→ Short exercise:
Omit the pictures, then write out every entry exactly as it reads.

→ The input:
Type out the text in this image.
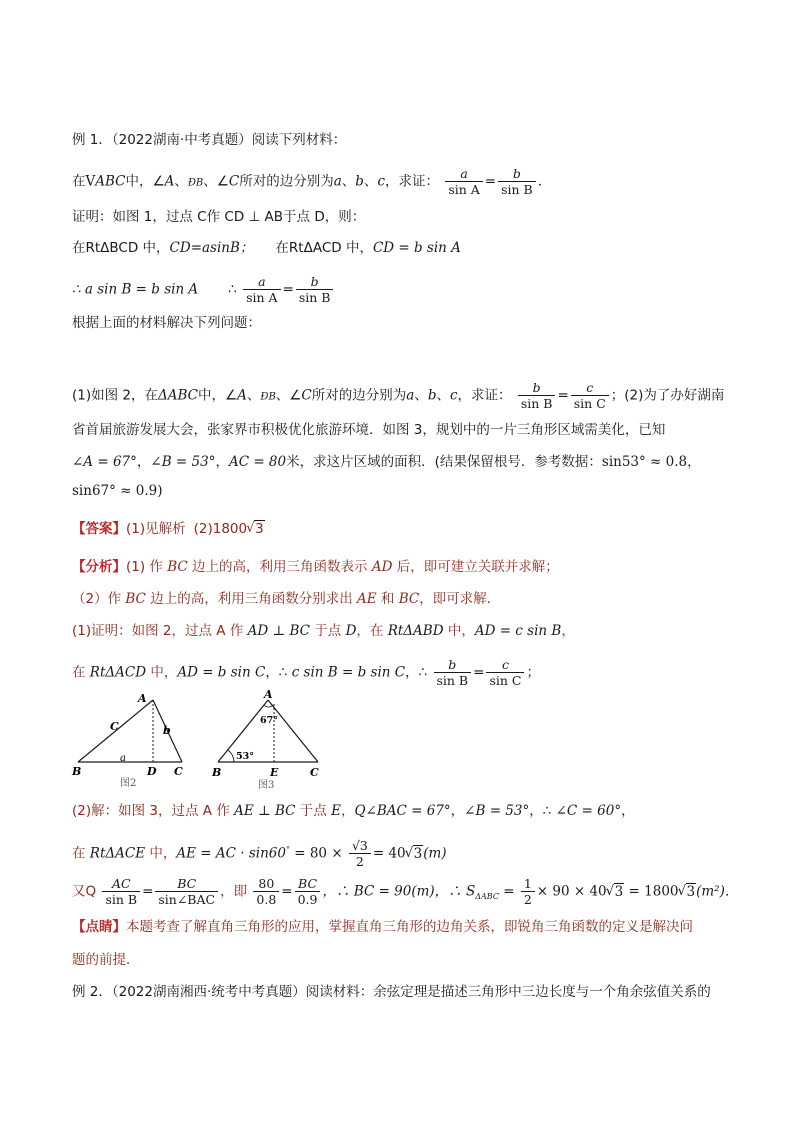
例 1．（2022湖南·中考真题）阅读下列材料：
在VABC中，∠A、ÐB、∠C所对的边分别为a、b、c，求证： $\frac{a}{\text{sin A}} = \frac{b}{\text{sin B}}$ ．
证明：如图 1，过点 C作 CD ⊥ AB于点 D，则：
在RtΔBCD 中，CD=asinB； 在RtΔACD 中，CD = b sin A
∴ a sin B = b sin A ∴ $\frac{a}{\text{sin A}} = \frac{b}{\text{sin B}}$
根据上面的材料解决下列问题：
(1)如图 2，在ΔABC中，∠A、ÐB、∠C所对的边分别为a、b、c，求证： $\frac{b}{\text{sin B}} = \frac{c}{\text{sin C}}$ ；(2)为了办好湖南
省首届旅游发展大会，张家界市积极优化旅游环境．如图 3，规划中的一片三角形区域需美化，已知
∠A = 67°，∠B = 53°，AC = 80米，求这片区域的面积．(结果保留根号．参考数据：sin53° ≈ 0.8，
sin67° ≈ 0.9)
【答案】(1)见解析 (2)1800√ 3
【分析】(1) 作 BC 边上的高，利用三角函数表示 AD 后，即可建立关联并求解；
（2）作 BC 边上的高，利用三角函数分别求出 AE 和 BC，即可求解．
(1)证明：如图 2，过点 A 作 AD ⊥ BC 于点 D，在 RtΔABD 中，AD = c sin B，
在 RtΔACD 中，AD = b sin C，∴ c sin B = b sin C，∴ $\frac{b}{\text{sin B}} = \frac{c}{\text{sin C}}$ ；
A
B	C
D
C	b
a
图2
A
67°
53°
B	C
E
图3
(2)解：如图 3，过点 A 作 AE ⊥ BC 于点 E，Q∠BAC = 67°，∠B = 53°，∴ ∠C = 60°，
在 RtΔACE 中，AE = AC · $\sin 60^\circ = 80 \times \frac{√3}{2} = 40√$ 3(m)
又Q $\frac{AC}{\text{sin B}} = \frac{BC}{\text{sin∠BAC}}$ ，即 $\frac{80}{0.8} = \frac{BC}{0.9}$ ，∴ BC = 90(m)，∴ $S_{\Delta ABC} = \frac{1}{2} \times 90 \times 40√$ 3 = 1800√ 3(m²)．
【点睛】本题考查了解直角三角形的应用，掌握直角三角形的边角关系，即锐角三角函数的定义是解决问
题的前提．
例 2．（2022湖南湘西·统考中考真题）阅读材料：余弦定理是描述三角形中三边长度与一个角余弦值关系的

→ Exercise solution:
Type out the text in this image.
例 1．（2022湖南·中考真题）阅读下列材料：
在VABC中，∠A、ÐB、∠C所对的边分别为a、b、c，求证： $\frac{a}{\text{sin A}} = \frac{b}{\text{sin B}}$ ．
证明：如图 1，过点 C作 CD ⊥ AB于点 D，则：
在RtΔBCD 中，CD=asinB； 在RtΔACD 中，CD = b sin A
∴ a sin B = b sin A ∴ $\frac{a}{\text{sin A}} = \frac{b}{\text{sin B}}$
根据上面的材料解决下列问题：
(1)如图 2，在ΔABC中，∠A、ÐB、∠C所对的边分别为a、b、c，求证： $\frac{b}{\text{sin B}} = \frac{c}{\text{sin C}}$ ；(2)为了办好湖南
省首届旅游发展大会，张家界市积极优化旅游环境．如图 3，规划中的一片三角形区域需美化，已知
∠A = 67°，∠B = 53°，AC = 80米，求这片区域的面积．(结果保留根号．参考数据：sin53° ≈ 0.8，
sin67° ≈ 0.9)
【答案】(1)见解析 (2)1800√ 3
【分析】(1) 作 BC 边上的高，利用三角函数表示 AD 后，即可建立关联并求解；
（2）作 BC 边上的高，利用三角函数分别求出 AE 和 BC，即可求解．
(1)证明：如图 2，过点 A 作 AD ⊥ BC 于点 D，在 RtΔABD 中，AD = c sin B，
在 RtΔACD 中，AD = b sin C，∴ c sin B = b sin C，∴ $\frac{b}{\text{sin B}} = \frac{c}{\text{sin C}}$ ；
A
B	C
D
C	b
a
图2
A
67°
53°
B	C
E
图3
(2)解：如图 3，过点 A 作 AE ⊥ BC 于点 E，Q∠BAC = 67°，∠B = 53°，∴ ∠C = 60°，
在 RtΔACE 中，AE = AC · $\sin 60^\circ = 80 \times \frac{√3}{2} = 40√$ 3(m)
又Q $\frac{AC}{\text{sin B}} = \frac{BC}{\text{sin∠BAC}}$ ，即 $\frac{80}{0.8} = \frac{BC}{0.9}$ ，∴ BC = 90(m)，∴ $S_{\Delta ABC} = \frac{1}{2} \times 90 \times 40√$ 3 = 1800√ 3(m²)．
【点睛】本题考查了解直角三角形的应用，掌握直角三角形的边角关系，即锐角三角函数的定义是解决问
题的前提．
例 2．（2022湖南湘西·统考中考真题）阅读材料：余弦定理是描述三角形中三边长度与一个角余弦值关系的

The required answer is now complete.